### Goal
Retype every entry word for word.

### Data
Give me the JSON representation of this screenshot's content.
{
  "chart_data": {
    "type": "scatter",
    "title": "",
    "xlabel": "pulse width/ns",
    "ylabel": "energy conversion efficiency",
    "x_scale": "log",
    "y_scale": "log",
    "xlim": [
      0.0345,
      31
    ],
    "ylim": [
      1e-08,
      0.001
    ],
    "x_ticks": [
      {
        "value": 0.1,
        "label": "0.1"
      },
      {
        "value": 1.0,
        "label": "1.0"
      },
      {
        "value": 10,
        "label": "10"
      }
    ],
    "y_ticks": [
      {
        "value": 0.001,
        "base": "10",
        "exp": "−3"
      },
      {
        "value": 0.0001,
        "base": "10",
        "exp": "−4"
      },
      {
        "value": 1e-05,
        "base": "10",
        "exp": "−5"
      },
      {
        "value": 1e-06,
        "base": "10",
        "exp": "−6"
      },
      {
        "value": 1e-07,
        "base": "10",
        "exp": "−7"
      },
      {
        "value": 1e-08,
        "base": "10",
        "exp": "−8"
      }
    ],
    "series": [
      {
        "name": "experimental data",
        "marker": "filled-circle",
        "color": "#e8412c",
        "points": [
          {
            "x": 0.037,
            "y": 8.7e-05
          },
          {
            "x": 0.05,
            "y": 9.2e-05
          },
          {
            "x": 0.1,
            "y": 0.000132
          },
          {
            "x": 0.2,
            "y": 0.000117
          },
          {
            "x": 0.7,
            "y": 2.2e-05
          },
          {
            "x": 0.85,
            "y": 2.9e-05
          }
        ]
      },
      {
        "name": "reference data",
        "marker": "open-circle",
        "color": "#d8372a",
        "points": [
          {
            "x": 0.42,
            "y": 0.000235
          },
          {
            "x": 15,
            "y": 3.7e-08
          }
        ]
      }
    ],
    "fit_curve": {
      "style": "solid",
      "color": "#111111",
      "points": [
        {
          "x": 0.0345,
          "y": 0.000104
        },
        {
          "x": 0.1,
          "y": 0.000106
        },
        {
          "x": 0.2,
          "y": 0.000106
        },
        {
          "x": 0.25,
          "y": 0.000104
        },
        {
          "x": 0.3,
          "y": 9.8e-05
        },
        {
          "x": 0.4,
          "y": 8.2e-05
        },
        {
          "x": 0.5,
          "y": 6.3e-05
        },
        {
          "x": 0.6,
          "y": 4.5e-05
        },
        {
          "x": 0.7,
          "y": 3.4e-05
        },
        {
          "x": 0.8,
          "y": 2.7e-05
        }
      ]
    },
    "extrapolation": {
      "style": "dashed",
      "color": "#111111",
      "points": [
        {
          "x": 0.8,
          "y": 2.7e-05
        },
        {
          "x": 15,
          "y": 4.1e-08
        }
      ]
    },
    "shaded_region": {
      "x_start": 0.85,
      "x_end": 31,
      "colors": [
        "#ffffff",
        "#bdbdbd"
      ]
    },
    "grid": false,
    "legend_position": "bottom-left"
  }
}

### Solution to the problem
Give me the JSON representation of this screenshot's content.
{
  "chart_data": {
    "type": "scatter",
    "title": "",
    "xlabel": "pulse width/ns",
    "ylabel": "energy conversion efficiency",
    "x_scale": "log",
    "y_scale": "log",
    "xlim": [
      0.0345,
      31
    ],
    "ylim": [
      1e-08,
      0.001
    ],
    "x_ticks": [
      {
        "value": 0.1,
        "label": "0.1"
      },
      {
        "value": 1.0,
        "label": "1.0"
      },
      {
        "value": 10,
        "label": "10"
      }
    ],
    "y_ticks": [
      {
        "value": 0.001,
        "base": "10",
        "exp": "−3"
      },
      {
        "value": 0.0001,
        "base": "10",
        "exp": "−4"
      },
      {
        "value": 1e-05,
        "base": "10",
        "exp": "−5"
      },
      {
        "value": 1e-06,
        "base": "10",
        "exp": "−6"
      },
      {
        "value": 1e-07,
        "base": "10",
        "exp": "−7"
      },
      {
        "value": 1e-08,
        "base": "10",
        "exp": "−8"
      }
    ],
    "series": [
      {
        "name": "experimental data",
        "marker": "filled-circle",
        "color": "#e8412c",
        "points": [
          {
            "x": 0.037,
            "y": 8.7e-05
          },
          {
            "x": 0.05,
            "y": 9.2e-05
          },
          {
            "x": 0.1,
            "y": 0.000132
          },
          {
            "x": 0.2,
            "y": 0.000117
          },
          {
            "x": 0.7,
            "y": 2.2e-05
          },
          {
            "x": 0.85,
            "y": 2.9e-05
          }
        ]
      },
      {
        "name": "reference data",
        "marker": "open-circle",
        "color": "#d8372a",
        "points": [
          {
            "x": 0.42,
            "y": 0.000235
          },
          {
            "x": 15,
            "y": 3.7e-08
          }
        ]
      }
    ],
    "fit_curve": {
      "style": "solid",
      "color": "#111111",
      "points": [
        {
          "x": 0.0345,
          "y": 0.000104
        },
        {
          "x": 0.1,
          "y": 0.000106
        },
        {
          "x": 0.2,
          "y": 0.000106
        },
        {
          "x": 0.25,
          "y": 0.000104
        },
        {
          "x": 0.3,
          "y": 9.8e-05
        },
        {
          "x": 0.4,
          "y": 8.2e-05
        },
        {
          "x": 0.5,
          "y": 6.3e-05
        },
        {
          "x": 0.6,
          "y": 4.5e-05
        },
        {
          "x": 0.7,
          "y": 3.4e-05
        },
        {
          "x": 0.8,
          "y": 2.7e-05
        }
      ]
    },
    "extrapolation": {
      "style": "dashed",
      "color": "#111111",
      "points": [
        {
          "x": 0.8,
          "y": 2.7e-05
        },
        {
          "x": 15,
          "y": 4.1e-08
        }
      ]
    },
    "shaded_region": {
      "x_start": 0.85,
      "x_end": 31,
      "colors": [
        "#ffffff",
        "#bdbdbd"
      ]
    },
    "grid": false,
    "legend_position": "bottom-left"
  }
}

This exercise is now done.